* Problem details *
Return the entries verbatim and drop every picture.

* Extracted records *

------------------------------------------------------------------------

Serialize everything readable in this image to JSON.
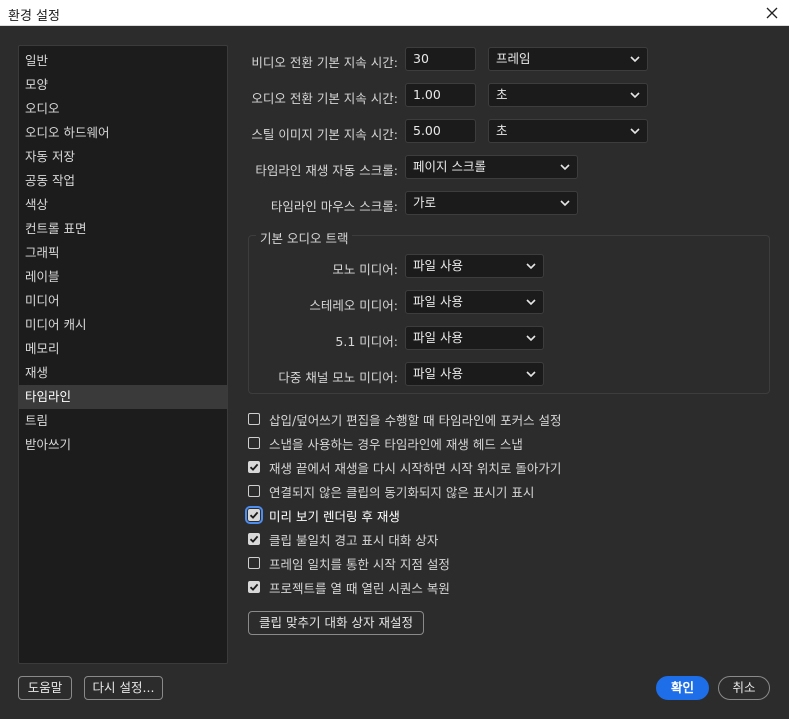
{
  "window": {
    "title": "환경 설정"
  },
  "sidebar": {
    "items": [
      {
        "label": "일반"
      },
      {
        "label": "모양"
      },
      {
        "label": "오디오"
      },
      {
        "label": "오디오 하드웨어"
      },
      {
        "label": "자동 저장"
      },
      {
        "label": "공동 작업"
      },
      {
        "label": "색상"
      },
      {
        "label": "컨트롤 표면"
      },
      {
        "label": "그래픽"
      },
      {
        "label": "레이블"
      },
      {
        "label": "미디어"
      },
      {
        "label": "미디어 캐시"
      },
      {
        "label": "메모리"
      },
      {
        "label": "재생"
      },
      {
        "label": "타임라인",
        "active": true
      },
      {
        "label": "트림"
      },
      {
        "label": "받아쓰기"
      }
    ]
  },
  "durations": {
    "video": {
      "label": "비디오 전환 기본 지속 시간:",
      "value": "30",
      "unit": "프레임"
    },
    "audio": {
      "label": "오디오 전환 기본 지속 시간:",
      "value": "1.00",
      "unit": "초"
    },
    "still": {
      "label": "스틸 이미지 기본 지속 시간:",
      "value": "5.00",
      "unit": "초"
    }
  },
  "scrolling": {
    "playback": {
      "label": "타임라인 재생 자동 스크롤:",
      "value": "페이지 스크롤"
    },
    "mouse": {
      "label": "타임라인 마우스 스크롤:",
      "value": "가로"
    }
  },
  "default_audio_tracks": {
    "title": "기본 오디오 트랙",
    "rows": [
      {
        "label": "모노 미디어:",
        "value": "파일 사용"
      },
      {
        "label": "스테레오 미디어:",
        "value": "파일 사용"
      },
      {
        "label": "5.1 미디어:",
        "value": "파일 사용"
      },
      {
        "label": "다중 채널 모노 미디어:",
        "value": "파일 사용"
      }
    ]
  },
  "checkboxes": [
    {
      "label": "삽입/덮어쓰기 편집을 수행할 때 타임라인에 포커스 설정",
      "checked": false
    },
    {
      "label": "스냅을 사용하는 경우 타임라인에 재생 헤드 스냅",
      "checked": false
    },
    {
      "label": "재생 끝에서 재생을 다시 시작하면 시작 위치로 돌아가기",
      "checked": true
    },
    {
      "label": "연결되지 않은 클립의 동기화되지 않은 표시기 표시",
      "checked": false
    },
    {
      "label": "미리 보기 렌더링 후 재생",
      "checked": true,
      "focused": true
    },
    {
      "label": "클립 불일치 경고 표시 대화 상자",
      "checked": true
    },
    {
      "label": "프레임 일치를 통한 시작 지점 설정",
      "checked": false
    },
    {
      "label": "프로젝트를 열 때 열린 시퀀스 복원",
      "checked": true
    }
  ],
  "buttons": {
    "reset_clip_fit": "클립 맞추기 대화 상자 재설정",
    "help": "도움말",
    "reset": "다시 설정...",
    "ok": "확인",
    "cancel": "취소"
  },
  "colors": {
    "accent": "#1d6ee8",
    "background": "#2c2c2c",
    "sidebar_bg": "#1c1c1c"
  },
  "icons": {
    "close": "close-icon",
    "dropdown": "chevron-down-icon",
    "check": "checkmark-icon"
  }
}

------------------------------------------------------------------------

* Exercise solution *
Serialize everything readable in this image to JSON.
{
  "window": {
    "title": "환경 설정"
  },
  "sidebar": {
    "items": [
      {
        "label": "일반"
      },
      {
        "label": "모양"
      },
      {
        "label": "오디오"
      },
      {
        "label": "오디오 하드웨어"
      },
      {
        "label": "자동 저장"
      },
      {
        "label": "공동 작업"
      },
      {
        "label": "색상"
      },
      {
        "label": "컨트롤 표면"
      },
      {
        "label": "그래픽"
      },
      {
        "label": "레이블"
      },
      {
        "label": "미디어"
      },
      {
        "label": "미디어 캐시"
      },
      {
        "label": "메모리"
      },
      {
        "label": "재생"
      },
      {
        "label": "타임라인",
        "active": true
      },
      {
        "label": "트림"
      },
      {
        "label": "받아쓰기"
      }
    ]
  },
  "durations": {
    "video": {
      "label": "비디오 전환 기본 지속 시간:",
      "value": "30",
      "unit": "프레임"
    },
    "audio": {
      "label": "오디오 전환 기본 지속 시간:",
      "value": "1.00",
      "unit": "초"
    },
    "still": {
      "label": "스틸 이미지 기본 지속 시간:",
      "value": "5.00",
      "unit": "초"
    }
  },
  "scrolling": {
    "playback": {
      "label": "타임라인 재생 자동 스크롤:",
      "value": "페이지 스크롤"
    },
    "mouse": {
      "label": "타임라인 마우스 스크롤:",
      "value": "가로"
    }
  },
  "default_audio_tracks": {
    "title": "기본 오디오 트랙",
    "rows": [
      {
        "label": "모노 미디어:",
        "value": "파일 사용"
      },
      {
        "label": "스테레오 미디어:",
        "value": "파일 사용"
      },
      {
        "label": "5.1 미디어:",
        "value": "파일 사용"
      },
      {
        "label": "다중 채널 모노 미디어:",
        "value": "파일 사용"
      }
    ]
  },
  "checkboxes": [
    {
      "label": "삽입/덮어쓰기 편집을 수행할 때 타임라인에 포커스 설정",
      "checked": false
    },
    {
      "label": "스냅을 사용하는 경우 타임라인에 재생 헤드 스냅",
      "checked": false
    },
    {
      "label": "재생 끝에서 재생을 다시 시작하면 시작 위치로 돌아가기",
      "checked": true
    },
    {
      "label": "연결되지 않은 클립의 동기화되지 않은 표시기 표시",
      "checked": false
    },
    {
      "label": "미리 보기 렌더링 후 재생",
      "checked": true,
      "focused": true
    },
    {
      "label": "클립 불일치 경고 표시 대화 상자",
      "checked": true
    },
    {
      "label": "프레임 일치를 통한 시작 지점 설정",
      "checked": false
    },
    {
      "label": "프로젝트를 열 때 열린 시퀀스 복원",
      "checked": true
    }
  ],
  "buttons": {
    "reset_clip_fit": "클립 맞추기 대화 상자 재설정",
    "help": "도움말",
    "reset": "다시 설정...",
    "ok": "확인",
    "cancel": "취소"
  },
  "colors": {
    "accent": "#1d6ee8",
    "background": "#2c2c2c",
    "sidebar_bg": "#1c1c1c"
  },
  "icons": {
    "close": "close-icon",
    "dropdown": "chevron-down-icon",
    "check": "checkmark-icon"
  }
}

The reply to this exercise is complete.